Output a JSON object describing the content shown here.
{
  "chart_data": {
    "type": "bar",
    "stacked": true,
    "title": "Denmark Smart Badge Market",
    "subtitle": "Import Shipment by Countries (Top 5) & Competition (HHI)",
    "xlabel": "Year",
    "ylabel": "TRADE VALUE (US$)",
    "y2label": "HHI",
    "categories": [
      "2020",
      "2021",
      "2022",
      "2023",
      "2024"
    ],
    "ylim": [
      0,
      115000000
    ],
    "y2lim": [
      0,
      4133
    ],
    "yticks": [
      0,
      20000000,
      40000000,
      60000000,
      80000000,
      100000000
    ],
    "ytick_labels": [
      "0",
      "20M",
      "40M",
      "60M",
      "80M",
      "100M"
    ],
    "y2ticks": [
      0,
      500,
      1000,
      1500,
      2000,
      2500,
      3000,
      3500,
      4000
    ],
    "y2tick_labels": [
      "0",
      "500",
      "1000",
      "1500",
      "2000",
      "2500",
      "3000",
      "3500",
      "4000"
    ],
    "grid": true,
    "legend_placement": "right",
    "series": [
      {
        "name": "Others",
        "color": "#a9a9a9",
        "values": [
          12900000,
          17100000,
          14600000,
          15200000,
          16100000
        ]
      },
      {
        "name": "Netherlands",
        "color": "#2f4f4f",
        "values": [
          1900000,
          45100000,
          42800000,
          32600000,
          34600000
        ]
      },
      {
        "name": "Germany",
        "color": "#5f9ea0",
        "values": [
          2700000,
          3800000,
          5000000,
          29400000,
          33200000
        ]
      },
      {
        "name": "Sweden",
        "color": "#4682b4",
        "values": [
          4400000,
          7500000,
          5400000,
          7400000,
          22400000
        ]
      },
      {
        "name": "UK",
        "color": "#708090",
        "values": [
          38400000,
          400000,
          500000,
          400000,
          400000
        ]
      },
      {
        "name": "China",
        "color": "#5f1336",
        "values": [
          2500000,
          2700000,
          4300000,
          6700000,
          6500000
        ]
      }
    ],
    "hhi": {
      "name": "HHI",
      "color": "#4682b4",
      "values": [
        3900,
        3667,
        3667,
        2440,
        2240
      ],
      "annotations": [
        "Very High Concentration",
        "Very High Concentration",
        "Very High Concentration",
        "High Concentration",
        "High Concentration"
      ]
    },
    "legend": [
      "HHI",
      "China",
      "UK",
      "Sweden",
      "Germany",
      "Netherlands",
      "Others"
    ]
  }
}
========
*Exercise brief*
Copy out every line of the data above, exactly as given.

*Solution to this problem*
Output a JSON object describing the content shown here.
{
  "chart_data": {
    "type": "bar",
    "stacked": true,
    "title": "Denmark Smart Badge Market",
    "subtitle": "Import Shipment by Countries (Top 5) & Competition (HHI)",
    "xlabel": "Year",
    "ylabel": "TRADE VALUE (US$)",
    "y2label": "HHI",
    "categories": [
      "2020",
      "2021",
      "2022",
      "2023",
      "2024"
    ],
    "ylim": [
      0,
      115000000
    ],
    "y2lim": [
      0,
      4133
    ],
    "yticks": [
      0,
      20000000,
      40000000,
      60000000,
      80000000,
      100000000
    ],
    "ytick_labels": [
      "0",
      "20M",
      "40M",
      "60M",
      "80M",
      "100M"
    ],
    "y2ticks": [
      0,
      500,
      1000,
      1500,
      2000,
      2500,
      3000,
      3500,
      4000
    ],
    "y2tick_labels": [
      "0",
      "500",
      "1000",
      "1500",
      "2000",
      "2500",
      "3000",
      "3500",
      "4000"
    ],
    "grid": true,
    "legend_placement": "right",
    "series": [
      {
        "name": "Others",
        "color": "#a9a9a9",
        "values": [
          12900000,
          17100000,
          14600000,
          15200000,
          16100000
        ]
      },
      {
        "name": "Netherlands",
        "color": "#2f4f4f",
        "values": [
          1900000,
          45100000,
          42800000,
          32600000,
          34600000
        ]
      },
      {
        "name": "Germany",
        "color": "#5f9ea0",
        "values": [
          2700000,
          3800000,
          5000000,
          29400000,
          33200000
        ]
      },
      {
        "name": "Sweden",
        "color": "#4682b4",
        "values": [
          4400000,
          7500000,
          5400000,
          7400000,
          22400000
        ]
      },
      {
        "name": "UK",
        "color": "#708090",
        "values": [
          38400000,
          400000,
          500000,
          400000,
          400000
        ]
      },
      {
        "name": "China",
        "color": "#5f1336",
        "values": [
          2500000,
          2700000,
          4300000,
          6700000,
          6500000
        ]
      }
    ],
    "hhi": {
      "name": "HHI",
      "color": "#4682b4",
      "values": [
        3900,
        3667,
        3667,
        2440,
        2240
      ],
      "annotations": [
        "Very High Concentration",
        "Very High Concentration",
        "Very High Concentration",
        "High Concentration",
        "High Concentration"
      ]
    },
    "legend": [
      "HHI",
      "China",
      "UK",
      "Sweden",
      "Germany",
      "Netherlands",
      "Others"
    ]
  }
}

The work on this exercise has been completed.